**BRIEF:** From the listing below, extract each line containing the string "science".

Dataset records:
:::::

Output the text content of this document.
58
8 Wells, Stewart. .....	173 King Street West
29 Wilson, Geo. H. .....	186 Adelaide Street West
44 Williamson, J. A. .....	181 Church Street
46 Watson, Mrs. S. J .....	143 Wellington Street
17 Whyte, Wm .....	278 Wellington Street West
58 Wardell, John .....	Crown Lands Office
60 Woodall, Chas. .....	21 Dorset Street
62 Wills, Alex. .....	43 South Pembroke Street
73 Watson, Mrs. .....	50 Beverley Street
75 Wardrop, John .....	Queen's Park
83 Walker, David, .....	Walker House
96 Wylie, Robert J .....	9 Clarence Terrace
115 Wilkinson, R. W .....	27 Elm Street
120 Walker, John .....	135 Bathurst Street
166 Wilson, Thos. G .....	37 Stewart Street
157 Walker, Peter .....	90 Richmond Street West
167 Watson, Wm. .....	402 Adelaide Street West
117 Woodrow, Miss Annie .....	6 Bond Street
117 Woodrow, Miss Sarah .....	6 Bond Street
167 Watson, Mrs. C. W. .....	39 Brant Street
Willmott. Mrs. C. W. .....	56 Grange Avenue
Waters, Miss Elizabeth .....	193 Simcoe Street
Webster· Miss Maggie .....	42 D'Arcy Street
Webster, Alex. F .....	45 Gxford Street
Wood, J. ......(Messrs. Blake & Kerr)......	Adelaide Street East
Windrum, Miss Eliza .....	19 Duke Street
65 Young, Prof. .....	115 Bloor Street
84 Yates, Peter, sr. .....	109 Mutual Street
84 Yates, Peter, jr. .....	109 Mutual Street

:::::

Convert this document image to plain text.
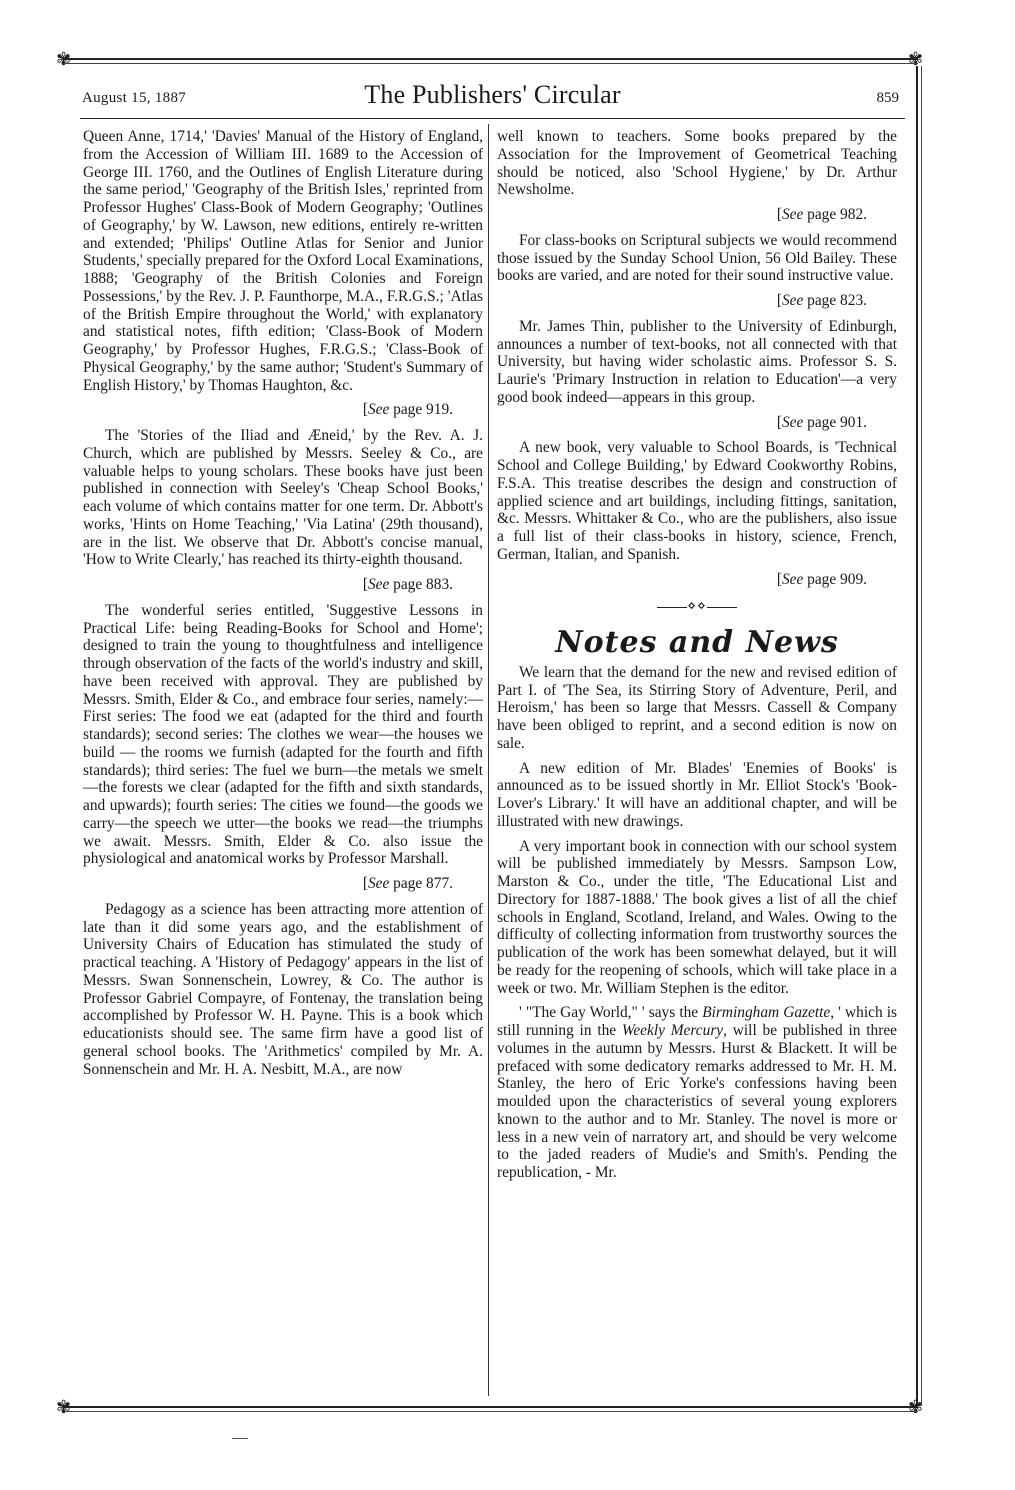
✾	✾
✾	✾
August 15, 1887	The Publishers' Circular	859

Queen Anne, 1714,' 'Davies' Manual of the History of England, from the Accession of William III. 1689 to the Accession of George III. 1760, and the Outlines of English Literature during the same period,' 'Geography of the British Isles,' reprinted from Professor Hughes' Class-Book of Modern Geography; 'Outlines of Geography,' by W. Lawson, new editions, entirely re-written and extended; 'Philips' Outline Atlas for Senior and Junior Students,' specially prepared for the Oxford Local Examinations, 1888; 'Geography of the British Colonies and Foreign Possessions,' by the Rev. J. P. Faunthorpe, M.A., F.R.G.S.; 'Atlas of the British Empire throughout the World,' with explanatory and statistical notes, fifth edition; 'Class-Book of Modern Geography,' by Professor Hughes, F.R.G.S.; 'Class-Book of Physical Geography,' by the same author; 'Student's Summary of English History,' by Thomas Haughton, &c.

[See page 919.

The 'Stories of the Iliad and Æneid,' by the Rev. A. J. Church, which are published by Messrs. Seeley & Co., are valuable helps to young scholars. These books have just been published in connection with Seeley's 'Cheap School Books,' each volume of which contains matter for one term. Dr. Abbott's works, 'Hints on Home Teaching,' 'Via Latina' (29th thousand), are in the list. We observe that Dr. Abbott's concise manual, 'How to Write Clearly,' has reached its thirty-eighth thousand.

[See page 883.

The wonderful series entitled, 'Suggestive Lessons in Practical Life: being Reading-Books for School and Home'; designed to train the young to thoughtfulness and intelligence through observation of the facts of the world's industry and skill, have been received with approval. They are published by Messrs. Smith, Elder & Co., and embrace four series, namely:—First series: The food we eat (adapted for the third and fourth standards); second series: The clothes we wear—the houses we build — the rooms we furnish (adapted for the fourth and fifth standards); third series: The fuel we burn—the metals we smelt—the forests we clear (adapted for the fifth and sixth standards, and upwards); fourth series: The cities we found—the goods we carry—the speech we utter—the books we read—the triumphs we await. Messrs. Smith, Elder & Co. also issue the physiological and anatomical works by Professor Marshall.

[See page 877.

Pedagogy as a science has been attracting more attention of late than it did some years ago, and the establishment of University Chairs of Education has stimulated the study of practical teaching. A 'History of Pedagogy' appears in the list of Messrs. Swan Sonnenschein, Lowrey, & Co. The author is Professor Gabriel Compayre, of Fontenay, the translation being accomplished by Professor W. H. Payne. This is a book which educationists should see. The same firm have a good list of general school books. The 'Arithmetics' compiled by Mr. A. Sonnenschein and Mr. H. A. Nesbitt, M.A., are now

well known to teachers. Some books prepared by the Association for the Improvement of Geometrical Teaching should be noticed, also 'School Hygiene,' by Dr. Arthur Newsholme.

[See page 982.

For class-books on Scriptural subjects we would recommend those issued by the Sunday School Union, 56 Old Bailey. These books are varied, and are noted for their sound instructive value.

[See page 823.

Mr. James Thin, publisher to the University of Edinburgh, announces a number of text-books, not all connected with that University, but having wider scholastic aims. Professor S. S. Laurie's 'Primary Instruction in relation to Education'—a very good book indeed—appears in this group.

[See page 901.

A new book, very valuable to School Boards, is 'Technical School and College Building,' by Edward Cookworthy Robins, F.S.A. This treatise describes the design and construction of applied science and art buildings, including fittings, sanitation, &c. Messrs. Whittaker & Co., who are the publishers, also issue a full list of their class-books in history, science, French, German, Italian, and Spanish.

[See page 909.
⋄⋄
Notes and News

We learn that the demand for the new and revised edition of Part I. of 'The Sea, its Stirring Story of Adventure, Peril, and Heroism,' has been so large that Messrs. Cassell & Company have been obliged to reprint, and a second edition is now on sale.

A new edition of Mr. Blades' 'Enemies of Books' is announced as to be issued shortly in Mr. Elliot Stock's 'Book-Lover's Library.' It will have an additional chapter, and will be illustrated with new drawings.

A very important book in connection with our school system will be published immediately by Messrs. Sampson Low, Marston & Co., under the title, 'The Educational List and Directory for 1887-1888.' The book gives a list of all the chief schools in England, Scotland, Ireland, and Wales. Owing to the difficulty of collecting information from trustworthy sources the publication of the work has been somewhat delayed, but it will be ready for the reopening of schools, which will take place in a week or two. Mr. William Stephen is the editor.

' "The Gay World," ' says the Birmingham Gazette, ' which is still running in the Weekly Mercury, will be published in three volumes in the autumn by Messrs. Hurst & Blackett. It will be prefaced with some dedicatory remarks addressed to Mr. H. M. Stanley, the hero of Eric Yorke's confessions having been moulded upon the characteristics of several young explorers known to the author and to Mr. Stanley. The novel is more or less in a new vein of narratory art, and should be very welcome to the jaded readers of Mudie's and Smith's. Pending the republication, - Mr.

:::::

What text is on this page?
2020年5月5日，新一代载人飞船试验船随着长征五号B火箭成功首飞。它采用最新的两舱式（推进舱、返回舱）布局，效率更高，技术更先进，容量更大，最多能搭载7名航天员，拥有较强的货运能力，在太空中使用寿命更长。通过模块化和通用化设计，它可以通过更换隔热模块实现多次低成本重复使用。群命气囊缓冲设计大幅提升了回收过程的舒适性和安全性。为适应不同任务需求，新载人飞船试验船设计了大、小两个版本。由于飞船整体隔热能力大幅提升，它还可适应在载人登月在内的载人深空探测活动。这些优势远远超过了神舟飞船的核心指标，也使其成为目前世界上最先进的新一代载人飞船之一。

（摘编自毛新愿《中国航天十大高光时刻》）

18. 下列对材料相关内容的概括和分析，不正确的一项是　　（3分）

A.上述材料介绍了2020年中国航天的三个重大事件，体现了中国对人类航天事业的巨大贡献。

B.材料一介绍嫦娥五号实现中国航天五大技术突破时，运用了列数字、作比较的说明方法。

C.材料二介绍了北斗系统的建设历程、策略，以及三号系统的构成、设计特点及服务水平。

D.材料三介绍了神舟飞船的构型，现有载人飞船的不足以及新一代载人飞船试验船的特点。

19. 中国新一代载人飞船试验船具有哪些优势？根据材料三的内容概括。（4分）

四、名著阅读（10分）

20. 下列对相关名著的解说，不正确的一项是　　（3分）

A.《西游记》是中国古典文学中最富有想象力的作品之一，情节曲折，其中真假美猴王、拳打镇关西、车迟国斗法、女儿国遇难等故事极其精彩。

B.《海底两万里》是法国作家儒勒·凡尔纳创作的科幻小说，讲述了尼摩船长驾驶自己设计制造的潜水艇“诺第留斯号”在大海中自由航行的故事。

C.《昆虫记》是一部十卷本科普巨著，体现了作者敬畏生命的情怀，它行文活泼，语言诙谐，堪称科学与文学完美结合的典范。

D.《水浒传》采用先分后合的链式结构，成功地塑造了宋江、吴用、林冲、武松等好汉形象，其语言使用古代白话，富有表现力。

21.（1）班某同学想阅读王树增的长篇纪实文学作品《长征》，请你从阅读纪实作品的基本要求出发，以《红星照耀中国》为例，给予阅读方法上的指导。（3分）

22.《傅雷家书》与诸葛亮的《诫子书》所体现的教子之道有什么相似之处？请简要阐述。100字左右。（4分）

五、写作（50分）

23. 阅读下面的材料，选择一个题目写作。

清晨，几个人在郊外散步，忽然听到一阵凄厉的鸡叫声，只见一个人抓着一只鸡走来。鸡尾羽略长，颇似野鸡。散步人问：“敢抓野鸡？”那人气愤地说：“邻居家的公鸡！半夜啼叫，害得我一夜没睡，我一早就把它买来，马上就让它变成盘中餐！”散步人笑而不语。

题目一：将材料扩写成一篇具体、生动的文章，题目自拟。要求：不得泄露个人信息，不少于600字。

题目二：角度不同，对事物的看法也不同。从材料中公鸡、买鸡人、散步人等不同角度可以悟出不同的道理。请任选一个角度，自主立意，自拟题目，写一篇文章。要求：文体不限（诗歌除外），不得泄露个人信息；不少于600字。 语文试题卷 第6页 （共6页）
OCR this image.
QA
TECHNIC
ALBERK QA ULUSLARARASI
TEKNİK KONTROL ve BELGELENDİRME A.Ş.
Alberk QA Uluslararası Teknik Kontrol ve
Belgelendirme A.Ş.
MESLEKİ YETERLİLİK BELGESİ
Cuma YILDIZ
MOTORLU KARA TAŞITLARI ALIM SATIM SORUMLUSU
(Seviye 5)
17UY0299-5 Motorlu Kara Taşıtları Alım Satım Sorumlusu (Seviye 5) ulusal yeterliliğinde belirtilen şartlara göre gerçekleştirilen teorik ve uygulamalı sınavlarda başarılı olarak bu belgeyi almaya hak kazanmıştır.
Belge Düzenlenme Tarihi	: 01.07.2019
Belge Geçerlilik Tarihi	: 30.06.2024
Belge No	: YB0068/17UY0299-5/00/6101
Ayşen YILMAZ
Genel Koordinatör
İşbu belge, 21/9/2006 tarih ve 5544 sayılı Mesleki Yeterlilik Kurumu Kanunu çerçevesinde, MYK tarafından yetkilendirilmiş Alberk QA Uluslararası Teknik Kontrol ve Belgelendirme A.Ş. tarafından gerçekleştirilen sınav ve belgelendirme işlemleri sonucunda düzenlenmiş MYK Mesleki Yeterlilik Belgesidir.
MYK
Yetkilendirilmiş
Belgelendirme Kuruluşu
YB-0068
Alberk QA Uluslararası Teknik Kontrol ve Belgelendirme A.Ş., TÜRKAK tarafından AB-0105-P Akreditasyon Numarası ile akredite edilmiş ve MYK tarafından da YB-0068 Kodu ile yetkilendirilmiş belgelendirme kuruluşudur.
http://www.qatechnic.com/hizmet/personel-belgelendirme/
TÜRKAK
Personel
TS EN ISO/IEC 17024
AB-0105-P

:::::

**EXERCISE RESULT:**
Pedagogy as a science has been attracting more attention of late than it did some years ago, and the establishment of University Chairs of Education has stimulated the study of practical teaching. A 'History of Pedagogy' appears in the list of Messrs. Swan Sonnenschein, Lowrey, & Co. The author is Professor Gabriel Compayre, of Fontenay, the translation being accomplished by Professor W. H. Payne. This is a book which educationists should see. The same firm have a good list of general school books. The 'Arithmetics' compiled by Mr. A. Sonnenschein and Mr. H. A. Nesbitt, M.A., are now
A new book, very valuable to School Boards, is 'Technical School and College Building,' by Edward Cookworthy Robins, F.S.A. This treatise describes the design and construction of applied science and art buildings, including fittings, sanitation, &c. Messrs. Whittaker & Co., who are the publishers, also issue a full list of their class-books in history, science, French, German, Italian, and Spanish.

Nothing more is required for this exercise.